**Work instructions**
Search the material for the string "Employee" and copy each line where it occurs.

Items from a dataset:
....

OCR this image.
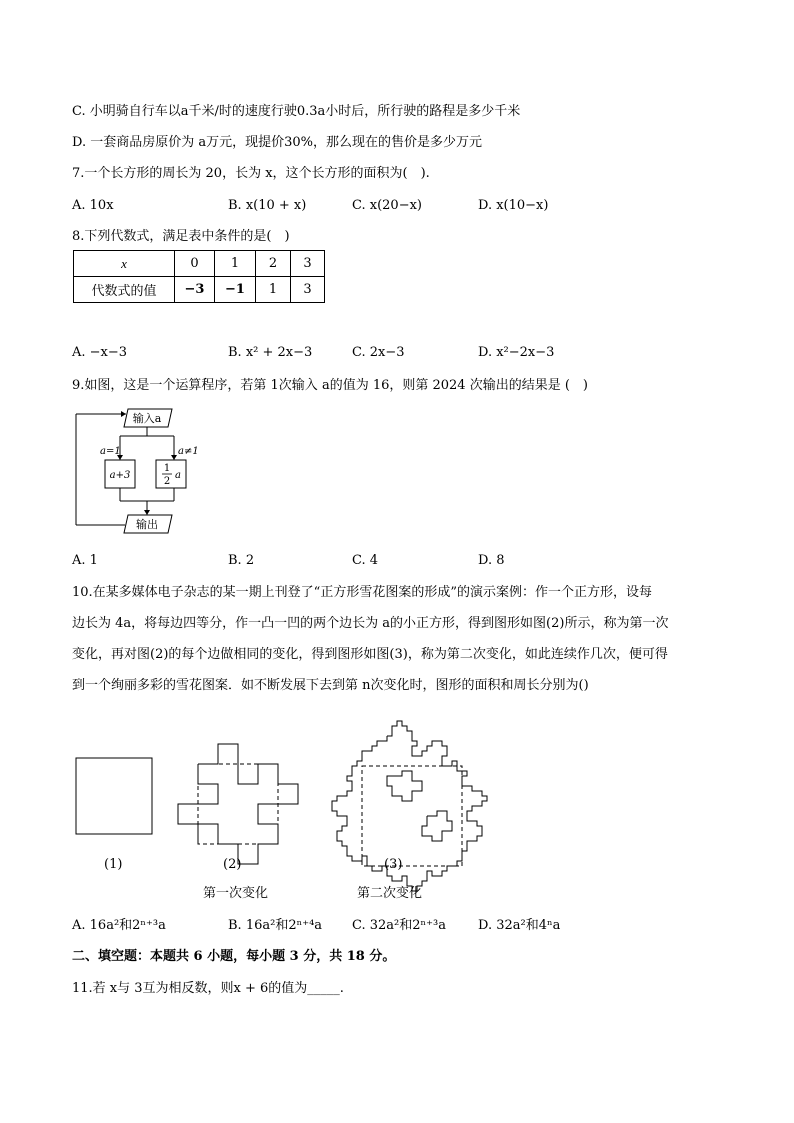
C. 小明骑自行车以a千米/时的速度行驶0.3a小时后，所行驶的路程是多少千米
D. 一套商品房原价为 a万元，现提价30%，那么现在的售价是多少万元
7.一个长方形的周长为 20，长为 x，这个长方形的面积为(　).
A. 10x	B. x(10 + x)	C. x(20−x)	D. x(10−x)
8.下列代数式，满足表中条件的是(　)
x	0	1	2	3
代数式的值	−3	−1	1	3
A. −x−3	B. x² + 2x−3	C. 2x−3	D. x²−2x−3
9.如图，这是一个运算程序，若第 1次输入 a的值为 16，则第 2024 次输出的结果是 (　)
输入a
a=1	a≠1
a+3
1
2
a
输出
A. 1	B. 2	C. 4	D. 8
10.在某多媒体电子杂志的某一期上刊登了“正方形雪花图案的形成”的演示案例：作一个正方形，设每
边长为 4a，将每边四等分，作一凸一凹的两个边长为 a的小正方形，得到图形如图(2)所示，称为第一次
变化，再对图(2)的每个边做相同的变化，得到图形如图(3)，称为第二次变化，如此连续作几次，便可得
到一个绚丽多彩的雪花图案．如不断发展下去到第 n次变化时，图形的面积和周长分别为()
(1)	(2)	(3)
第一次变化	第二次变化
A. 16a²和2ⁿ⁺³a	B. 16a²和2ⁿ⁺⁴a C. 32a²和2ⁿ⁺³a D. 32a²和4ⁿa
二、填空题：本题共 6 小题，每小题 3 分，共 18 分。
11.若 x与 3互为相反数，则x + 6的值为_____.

....

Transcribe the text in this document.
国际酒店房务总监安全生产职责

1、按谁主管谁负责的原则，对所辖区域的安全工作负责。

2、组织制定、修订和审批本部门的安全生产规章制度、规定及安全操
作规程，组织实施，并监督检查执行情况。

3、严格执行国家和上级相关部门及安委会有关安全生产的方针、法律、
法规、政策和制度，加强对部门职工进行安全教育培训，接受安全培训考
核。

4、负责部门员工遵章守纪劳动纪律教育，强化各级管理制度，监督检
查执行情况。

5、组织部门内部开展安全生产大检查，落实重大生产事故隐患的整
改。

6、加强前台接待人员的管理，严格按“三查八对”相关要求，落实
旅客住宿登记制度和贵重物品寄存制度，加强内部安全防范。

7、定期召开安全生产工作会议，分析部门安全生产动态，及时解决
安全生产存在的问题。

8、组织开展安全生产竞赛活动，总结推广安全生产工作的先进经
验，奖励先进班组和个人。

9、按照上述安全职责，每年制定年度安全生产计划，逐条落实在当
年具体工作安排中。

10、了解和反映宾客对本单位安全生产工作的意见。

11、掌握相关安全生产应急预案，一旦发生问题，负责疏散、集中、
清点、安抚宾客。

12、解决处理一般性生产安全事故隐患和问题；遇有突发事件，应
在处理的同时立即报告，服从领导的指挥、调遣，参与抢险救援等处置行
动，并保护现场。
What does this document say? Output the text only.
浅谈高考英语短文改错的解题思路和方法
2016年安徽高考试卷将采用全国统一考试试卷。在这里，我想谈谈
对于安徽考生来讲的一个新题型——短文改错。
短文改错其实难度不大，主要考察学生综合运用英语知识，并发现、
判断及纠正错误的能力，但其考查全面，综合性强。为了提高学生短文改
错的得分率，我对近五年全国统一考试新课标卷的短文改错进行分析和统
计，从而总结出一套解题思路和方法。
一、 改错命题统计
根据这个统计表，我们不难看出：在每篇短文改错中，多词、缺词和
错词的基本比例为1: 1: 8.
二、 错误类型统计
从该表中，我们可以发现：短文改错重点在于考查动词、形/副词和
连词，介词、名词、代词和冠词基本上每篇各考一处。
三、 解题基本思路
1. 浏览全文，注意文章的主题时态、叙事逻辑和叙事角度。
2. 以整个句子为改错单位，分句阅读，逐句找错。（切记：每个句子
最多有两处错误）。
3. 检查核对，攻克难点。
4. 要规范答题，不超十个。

....

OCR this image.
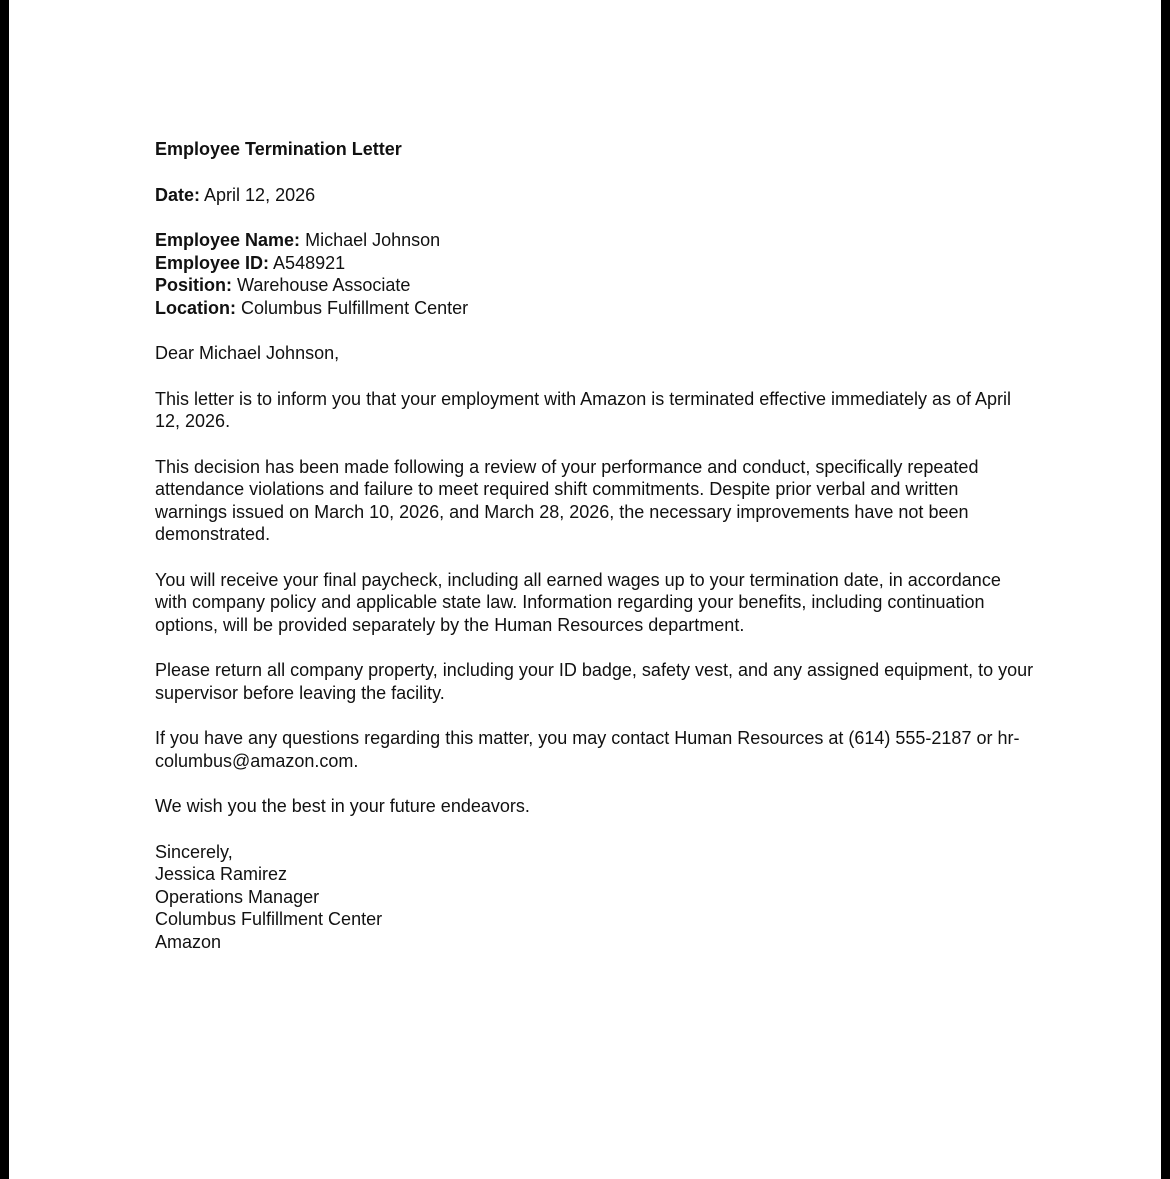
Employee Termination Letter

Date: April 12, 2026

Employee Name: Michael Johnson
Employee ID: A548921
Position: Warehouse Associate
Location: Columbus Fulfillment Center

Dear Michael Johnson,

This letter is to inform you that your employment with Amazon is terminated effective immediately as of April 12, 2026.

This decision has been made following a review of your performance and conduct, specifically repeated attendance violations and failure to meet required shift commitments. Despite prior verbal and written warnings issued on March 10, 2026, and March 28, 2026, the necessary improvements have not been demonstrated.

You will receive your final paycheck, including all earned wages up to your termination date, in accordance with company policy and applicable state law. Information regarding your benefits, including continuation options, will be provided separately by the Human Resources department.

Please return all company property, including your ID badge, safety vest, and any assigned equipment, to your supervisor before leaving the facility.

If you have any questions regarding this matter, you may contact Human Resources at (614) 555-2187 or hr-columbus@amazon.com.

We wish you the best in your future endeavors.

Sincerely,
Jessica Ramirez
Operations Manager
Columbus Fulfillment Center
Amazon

....

**The completed task**
Employee Termination Letter
Employee Name: Michael Johnson
Employee ID: A548921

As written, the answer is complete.